Problem to solve.
Can you transcribe every line exactly and leave the pictures behind?

··· Given information

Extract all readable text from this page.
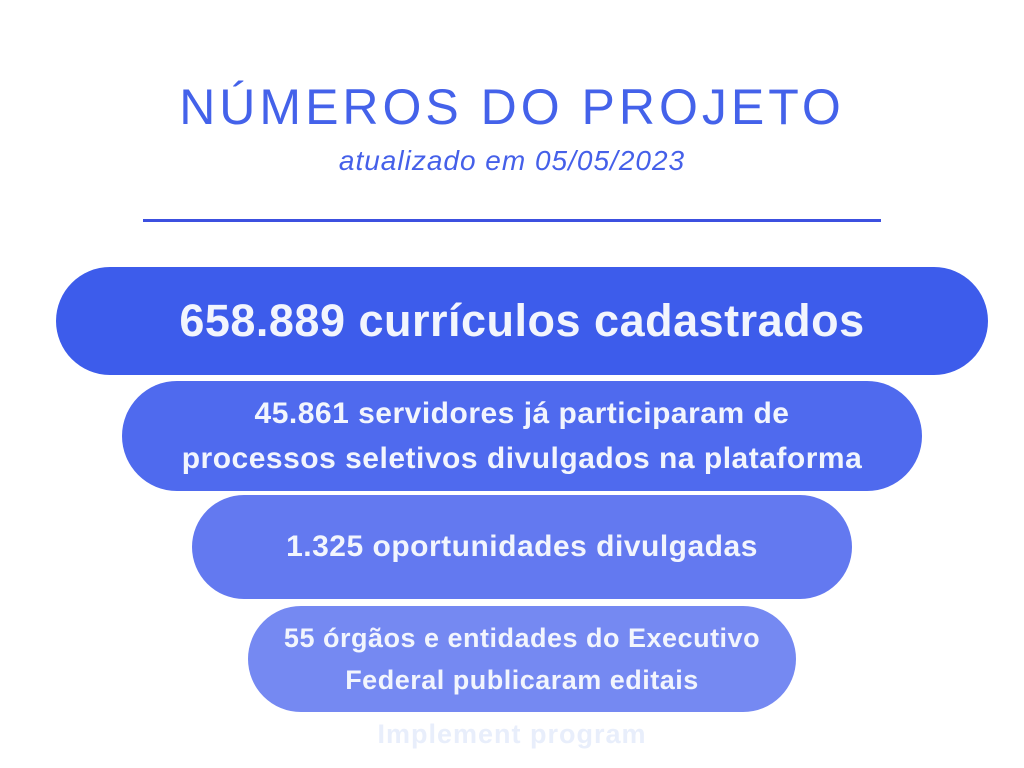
NÚMEROS DO PROJETO

atualizado em 05/05/2023

658.889 currículos cadastrados
45.861 servidores já participaram de
processos seletivos divulgados na plataforma
1.325 oportunidades divulgadas
55 órgãos e entidades do Executivo
Federal publicaram editais
Implement program
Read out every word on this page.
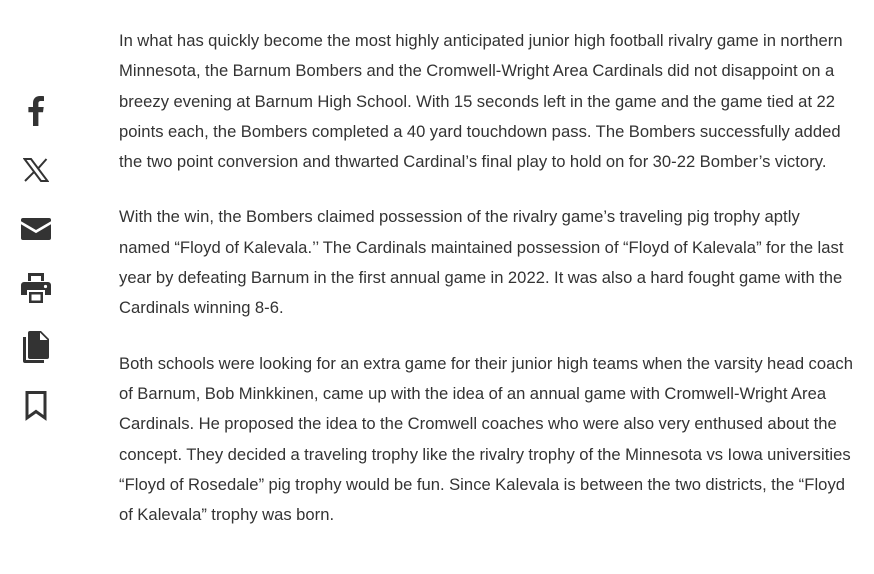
In what has quickly become the most highly anticipated junior high football rivalry game in northern Minnesota, the Barnum Bombers and the Cromwell-Wright Area Cardinals did not disappoint on a breezy evening at Barnum High School. With 15 seconds left in the game and the game tied at 22 points each, the Bombers completed a 40 yard touchdown pass. The Bombers successfully added the two point conversion and thwarted Cardinal’s final play to hold on for 30-22 Bomber’s victory.

With the win, the Bombers claimed possession of the rivalry game’s traveling pig trophy aptly named “Floyd of Kalevala.’’ The Cardinals maintained possession of “Floyd of Kalevala” for the last year by defeating Barnum in the first annual game in 2022. It was also a hard fought game with the Cardinals winning 8-6.

Both schools were looking for an extra game for their junior high teams when the varsity head coach of Barnum, Bob Minkkinen, came up with the idea of an annual game with Cromwell-Wright Area Cardinals. He proposed the idea to the Cromwell coaches who were also very enthused about the concept. They decided a traveling trophy like the rivalry trophy of the Minnesota vs Iowa universities “Floyd of Rosedale” pig trophy would be fun. Since Kalevala is between the two districts, the “Floyd of Kalevala” trophy was born.
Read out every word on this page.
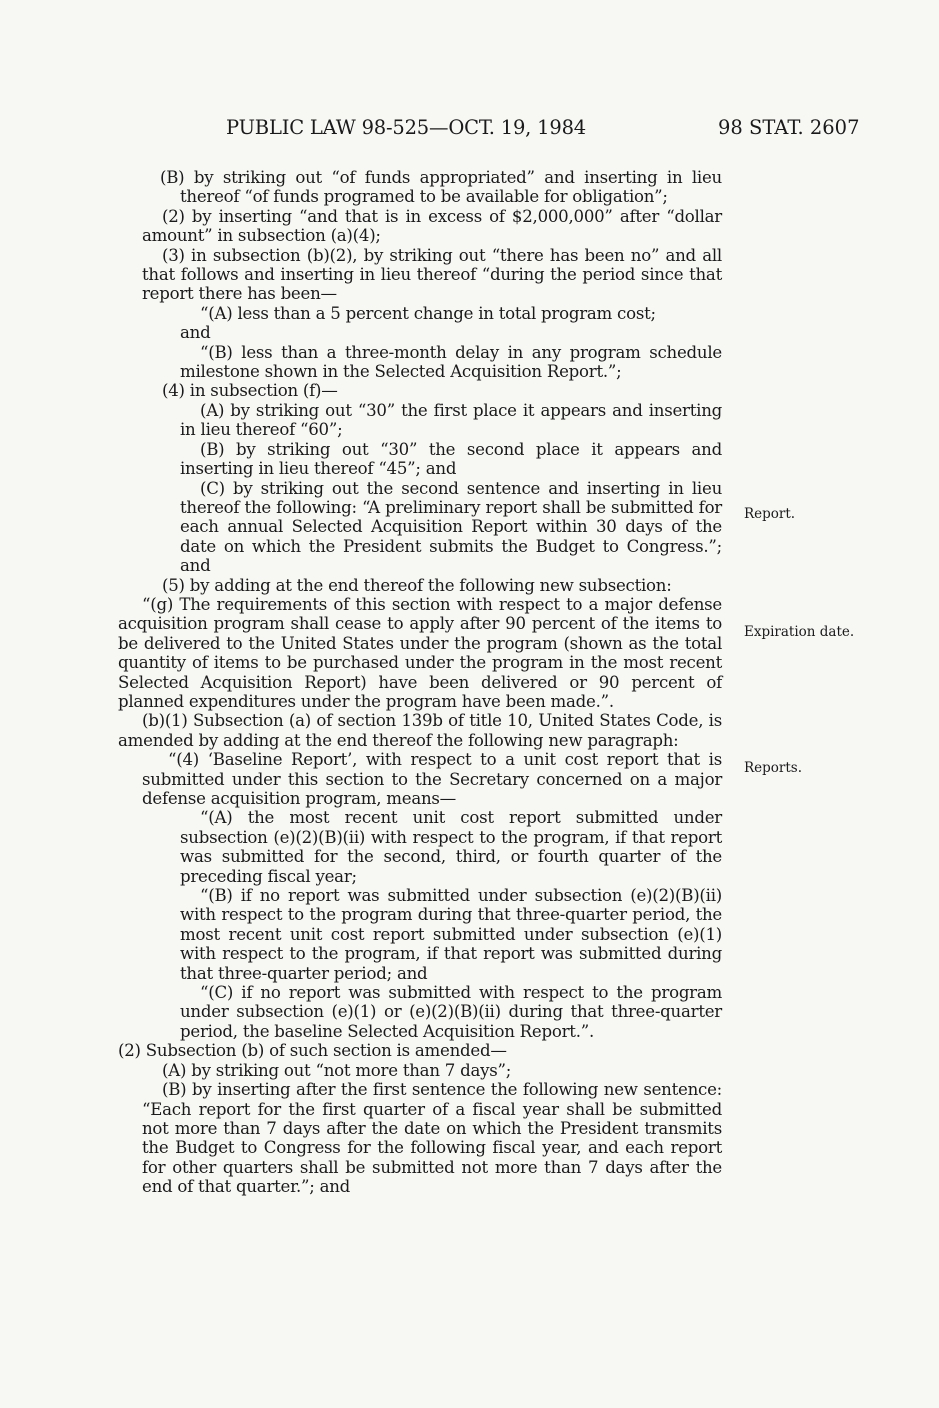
PUBLIC LAW 98-525—OCT. 19, 1984	98 STAT. 2607

(B) by striking out “of funds appropriated” and inserting in lieu thereof “of funds programed to be available for obligation”;

(2) by inserting “and that is in excess of $2,000,000” after “dollar amount” in subsection (a)(4);

(3) in subsection (b)(2), by striking out “there has been no” and all that follows and inserting in lieu thereof “during the period since that report there has been—

“(A) less than a 5 percent change in total program cost;

and

“(B) less than a three-month delay in any program schedule milestone shown in the Selected Acquisition Report.”;

(4) in subsection (f)—

(A) by striking out “30” the first place it appears and inserting in lieu thereof “60”;

(B) by striking out “30” the second place it appears and inserting in lieu thereof “45”; and

(C) by striking out the second sentence and inserting in lieu thereof the following: “A preliminary report shall be submitted for each annual Selected Acquisition Report within 30 days of the date on which the President submits the Budget to Congress.”; and

(5) by adding at the end thereof the following new subsection:

“(g) The requirements of this section with respect to a major defense acquisition program shall cease to apply after 90 percent of the items to be delivered to the United States under the program (shown as the total quantity of items to be purchased under the program in the most recent Selected Acquisition Report) have been delivered or 90 percent of planned expenditures under the program have been made.”.

(b)(1) Subsection (a) of section 139b of title 10, United States Code, is amended by adding at the end thereof the following new paragraph:

“(4) ‘Baseline Report’, with respect to a unit cost report that is submitted under this section to the Secretary concerned on a major defense acquisition program, means—

“(A) the most recent unit cost report submitted under subsection (e)(2)(B)(ii) with respect to the program, if that report was submitted for the second, third, or fourth quarter of the preceding fiscal year;

“(B) if no report was submitted under subsection (e)(2)(B)(ii) with respect to the program during that three-quarter period, the most recent unit cost report submitted under subsection (e)(1) with respect to the program, if that report was submitted during that three-quarter period; and

“(C) if no report was submitted with respect to the program under subsection (e)(1) or (e)(2)(B)(ii) during that three-quarter period, the baseline Selected Acquisition Report.”.

(2) Subsection (b) of such section is amended—

(A) by striking out “not more than 7 days”;

(B) by inserting after the first sentence the following new sentence: “Each report for the first quarter of a fiscal year shall be submitted not more than 7 days after the date on which the President transmits the Budget to Congress for the following fiscal year, and each report for other quarters shall be submitted not more than 7 days after the end of that quarter.”; and

Report.
Expiration date.
Reports.
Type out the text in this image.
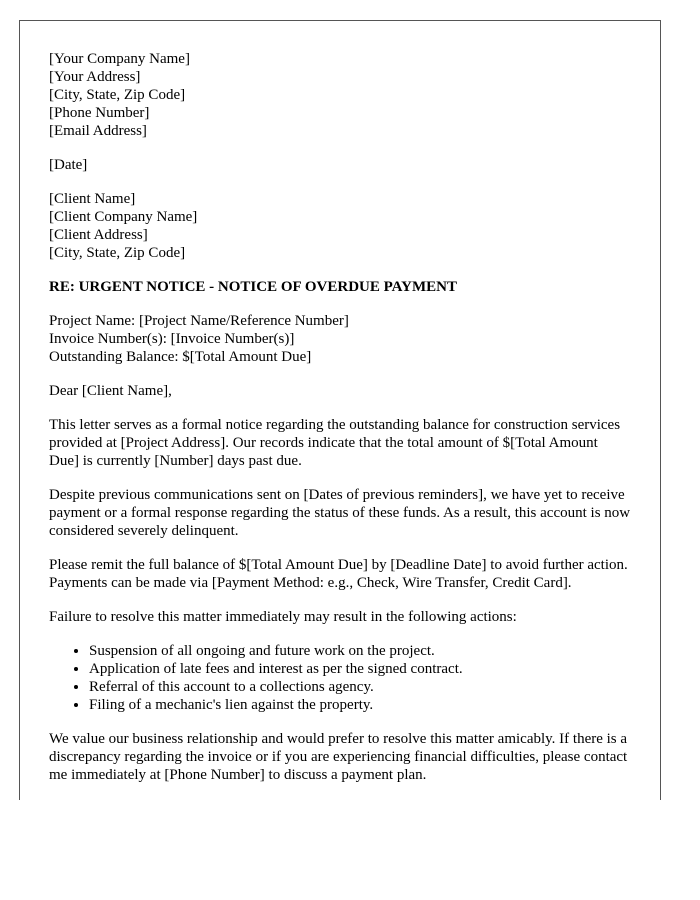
[Your Company Name]
[Your Address]
[City, State, Zip Code]
[Phone Number]
[Email Address]
[Date]
[Client Name]
[Client Company Name]
[Client Address]
[City, State, Zip Code]
RE: URGENT NOTICE - NOTICE OF OVERDUE PAYMENT
Project Name: [Project Name/Reference Number]
Invoice Number(s): [Invoice Number(s)]
Outstanding Balance: $[Total Amount Due]

Dear [Client Name],

This letter serves as a formal notice regarding the outstanding balance for construction services provided at [Project Address]. Our records indicate that the total amount of $[Total Amount Due] is currently [Number] days past due.

Despite previous communications sent on [Dates of previous reminders], we have yet to receive payment or a formal response regarding the status of these funds. As a result, this account is now considered severely delinquent.

Please remit the full balance of $[Total Amount Due] by [Deadline Date] to avoid further action. Payments can be made via [Payment Method: e.g., Check, Wire Transfer, Credit Card].

Failure to resolve this matter immediately may result in the following actions:

• Suspension of all ongoing and future work on the project.
• Application of late fees and interest as per the signed contract.
• Referral of this account to a collections agency.
• Filing of a mechanic's lien against the property.

We value our business relationship and would prefer to resolve this matter amicably. If there is a discrepancy regarding the invoice or if you are experiencing financial difficulties, please contact me immediately at [Phone Number] to discuss a payment plan.
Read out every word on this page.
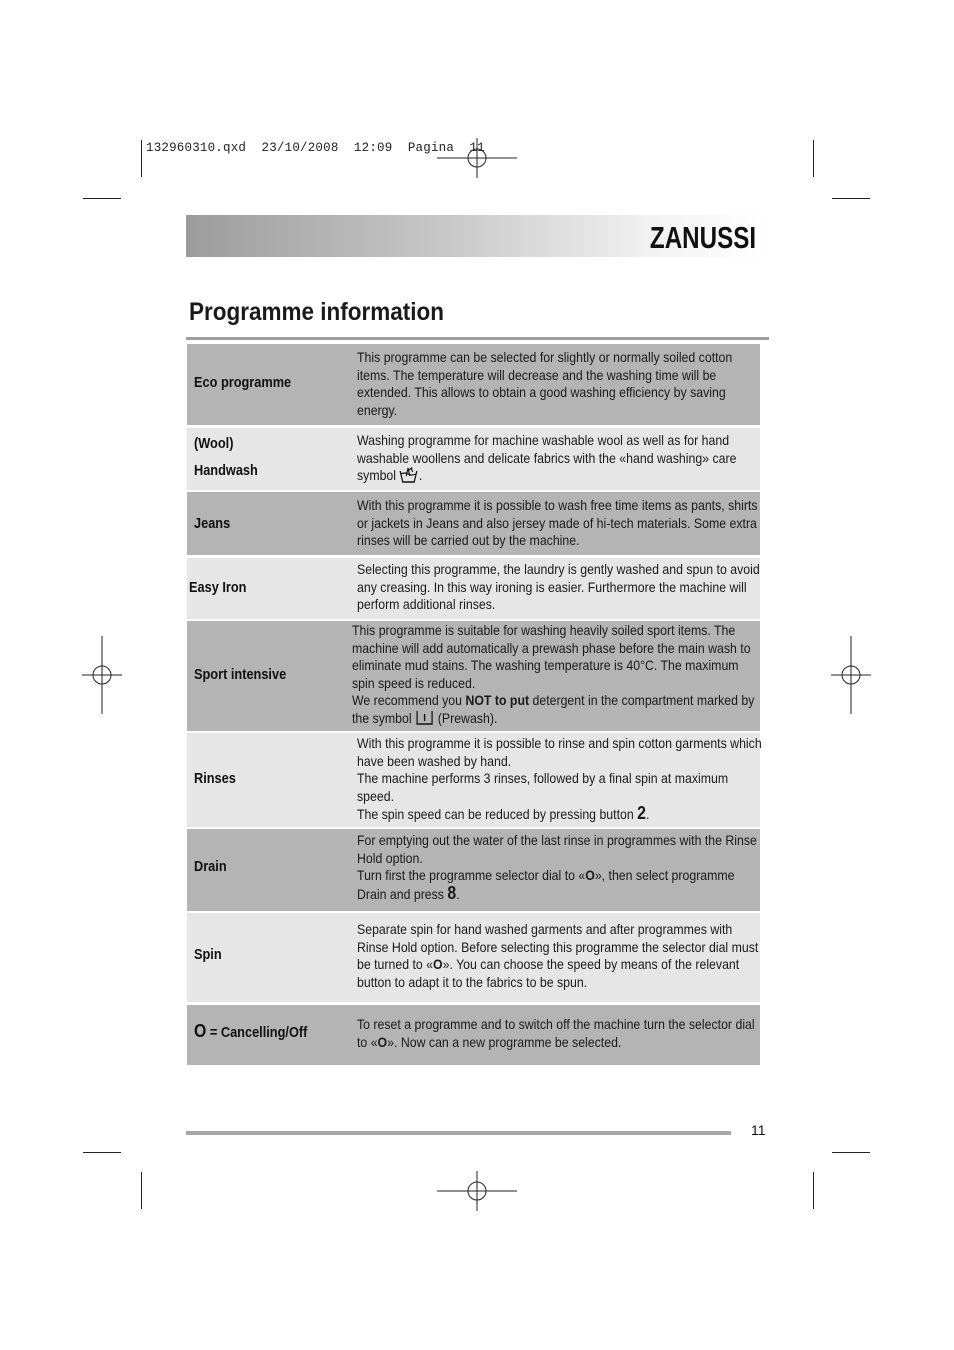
132960310.qxd  23/10/2008  12:09  Pagina  11
ZANUSSI
Programme information
Eco programme
This programme can be selected for slightly or normally soiled cotton items. The temperature will decrease and the washing time will be extended. This allows to obtain a good washing efficiency by saving energy.
(Wool)
Handwash
Washing programme for machine washable wool as well as for hand washable woollens and delicate fabrics with the «hand washing» care symbol .
Jeans
With this programme it is possible to wash free time items as pants, shirts or jackets in Jeans and also jersey made of hi-tech materials. Some extra rinses will be carried out by the machine.
Easy Iron
Selecting this programme, the laundry is gently washed and spun to avoid any creasing. In this way ironing is easier. Furthermore the machine will perform additional rinses.
Sport intensive

This programme is suitable for washing heavily soiled sport items. The machine will add automatically a prewash phase before the main wash to eliminate mud stains. The washing temperature is 40°C. The maximum spin speed is reduced.

We recommend you NOT to put detergent in the compartment marked by the symbol  (Prewash).

Rinses

With this programme it is possible to rinse and spin cotton garments which have been washed by hand.

The machine performs 3 rinses, followed by a final spin at maximum speed.

The spin speed can be reduced by pressing button 2.

Drain

For emptying out the water of the last rinse in programmes with the Rinse Hold option.

Turn first the programme selector dial to «O», then select programme Drain and press 8.

Spin
Separate spin for hand washed garments and after programmes with Rinse Hold option. Before selecting this programme the selector dial must be turned to «O». You can choose the speed by means of the relevant button to adapt it to the fabrics to be spun.
O = Cancelling/Off
To reset a programme and to switch off the machine turn the selector dial to «O». Now can a new programme be selected.
11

······

Written answer.
Extract all readable text from this page.
NÚMEROS DO PROJETO

atualizado em 05/05/2023

658.889 currículos cadastrados
45.861 servidores já participaram de
processos seletivos divulgados na plataforma
1.325 oportunidades divulgadas
55 órgãos e entidades do Executivo
Federal publicaram editais
Implement program
Read out every word on this page.
In what has quickly become the most highly anticipated junior high football rivalry game in northern Minnesota, the Barnum Bombers and the Cromwell-Wright Area Cardinals did not disappoint on a breezy evening at Barnum High School. With 15 seconds left in the game and the game tied at 22 points each, the Bombers completed a 40 yard touchdown pass. The Bombers successfully added the two point conversion and thwarted Cardinal’s final play to hold on for 30-22 Bomber’s victory.

With the win, the Bombers claimed possession of the rivalry game’s traveling pig trophy aptly named “Floyd of Kalevala.’’ The Cardinals maintained possession of “Floyd of Kalevala” for the last year by defeating Barnum in the first annual game in 2022. It was also a hard fought game with the Cardinals winning 8-6.

Both schools were looking for an extra game for their junior high teams when the varsity head coach of Barnum, Bob Minkkinen, came up with the idea of an annual game with Cromwell-Wright Area Cardinals. He proposed the idea to the Cromwell coaches who were also very enthused about the concept. They decided a traveling trophy like the rivalry trophy of the Minnesota vs Iowa universities “Floyd of Rosedale” pig trophy would be fun. Since Kalevala is between the two districts, the “Floyd of Kalevala” trophy was born.
Read out every word on this page.
PUBLIC LAW 98-525—OCT. 19, 1984	98 STAT. 2607

(B) by striking out “of funds appropriated” and inserting in lieu thereof “of funds programed to be available for obligation”;

(2) by inserting “and that is in excess of $2,000,000” after “dollar amount” in subsection (a)(4);

(3) in subsection (b)(2), by striking out “there has been no” and all that follows and inserting in lieu thereof “during the period since that report there has been—

“(A) less than a 5 percent change in total program cost;

and

“(B) less than a three-month delay in any program schedule milestone shown in the Selected Acquisition Report.”;

(4) in subsection (f)—

(A) by striking out “30” the first place it appears and inserting in lieu thereof “60”;

(B) by striking out “30” the second place it appears and inserting in lieu thereof “45”; and

(C) by striking out the second sentence and inserting in lieu thereof the following: “A preliminary report shall be submitted for each annual Selected Acquisition Report within 30 days of the date on which the President submits the Budget to Congress.”; and

(5) by adding at the end thereof the following new subsection:

“(g) The requirements of this section with respect to a major defense acquisition program shall cease to apply after 90 percent of the items to be delivered to the United States under the program (shown as the total quantity of items to be purchased under the program in the most recent Selected Acquisition Report) have been delivered or 90 percent of planned expenditures under the program have been made.”.

(b)(1) Subsection (a) of section 139b of title 10, United States Code, is amended by adding at the end thereof the following new paragraph:

“(4) ‘Baseline Report’, with respect to a unit cost report that is submitted under this section to the Secretary concerned on a major defense acquisition program, means—

“(A) the most recent unit cost report submitted under subsection (e)(2)(B)(ii) with respect to the program, if that report was submitted for the second, third, or fourth quarter of the preceding fiscal year;

“(B) if no report was submitted under subsection (e)(2)(B)(ii) with respect to the program during that three-quarter period, the most recent unit cost report submitted under subsection (e)(1) with respect to the program, if that report was submitted during that three-quarter period; and

“(C) if no report was submitted with respect to the program under subsection (e)(1) or (e)(2)(B)(ii) during that three-quarter period, the baseline Selected Acquisition Report.”.

(2) Subsection (b) of such section is amended—

(A) by striking out “not more than 7 days”;

(B) by inserting after the first sentence the following new sentence: “Each report for the first quarter of a fiscal year shall be submitted not more than 7 days after the date on which the President transmits the Budget to Congress for the following fiscal year, and each report for other quarters shall be submitted not more than 7 days after the end of that quarter.”; and

Report.
Expiration date.
Reports.
Type out the text in this image.
[Your Company Name]
[Your Address]
[City, State, Zip Code]
[Phone Number]
[Email Address]
[Date]
[Client Name]
[Client Company Name]
[Client Address]
[City, State, Zip Code]
RE: URGENT NOTICE - NOTICE OF OVERDUE PAYMENT
Project Name: [Project Name/Reference Number]
Invoice Number(s): [Invoice Number(s)]
Outstanding Balance: $[Total Amount Due]

Dear [Client Name],

This letter serves as a formal notice regarding the outstanding balance for construction services provided at [Project Address]. Our records indicate that the total amount of $[Total Amount Due] is currently [Number] days past due.

Despite previous communications sent on [Dates of previous reminders], we have yet to receive payment or a formal response regarding the status of these funds. As a result, this account is now considered severely delinquent.

Please remit the full balance of $[Total Amount Due] by [Deadline Date] to avoid further action. Payments can be made via [Payment Method: e.g., Check, Wire Transfer, Credit Card].

Failure to resolve this matter immediately may result in the following actions:

• Suspension of all ongoing and future work on the project.
• Application of late fees and interest as per the signed contract.
• Referral of this account to a collections agency.
• Filing of a mechanic's lien against the property.

We value our business relationship and would prefer to resolve this matter amicably. If there is a discrepancy regarding the invoice or if you are experiencing financial difficulties, please contact me immediately at [Phone Number] to discuss a payment plan.
Read out every word on this page.
132960310.qxd  23/10/2008  12:09  Pagina  11
ZANUSSI
Programme information
Eco programme
This programme can be selected for slightly or normally soiled cotton items. The temperature will decrease and the washing time will be extended. This allows to obtain a good washing efficiency by saving energy.
(Wool)
Handwash
Washing programme for machine washable wool as well as for hand washable woollens and delicate fabrics with the «hand washing» care symbol .
Jeans
With this programme it is possible to wash free time items as pants, shirts or jackets in Jeans and also jersey made of hi-tech materials. Some extra rinses will be carried out by the machine.
Easy Iron
Selecting this programme, the laundry is gently washed and spun to avoid any creasing. In this way ironing is easier. Furthermore the machine will perform additional rinses.
Sport intensive

This programme is suitable for washing heavily soiled sport items. The machine will add automatically a prewash phase before the main wash to eliminate mud stains. The washing temperature is 40°C. The maximum spin speed is reduced.

We recommend you NOT to put detergent in the compartment marked by the symbol  (Prewash).

Rinses

With this programme it is possible to rinse and spin cotton garments which have been washed by hand.

The machine performs 3 rinses, followed by a final spin at maximum speed.

The spin speed can be reduced by pressing button 2.

Drain

For emptying out the water of the last rinse in programmes with the Rinse Hold option.

Turn first the programme selector dial to «O», then select programme Drain and press 8.

Spin
Separate spin for hand washed garments and after programmes with Rinse Hold option. Before selecting this programme the selector dial must be turned to «O». You can choose the speed by means of the relevant button to adapt it to the fabrics to be spun.
O = Cancelling/Off
To reset a programme and to switch off the machine turn the selector dial to «O». Now can a new programme be selected.
11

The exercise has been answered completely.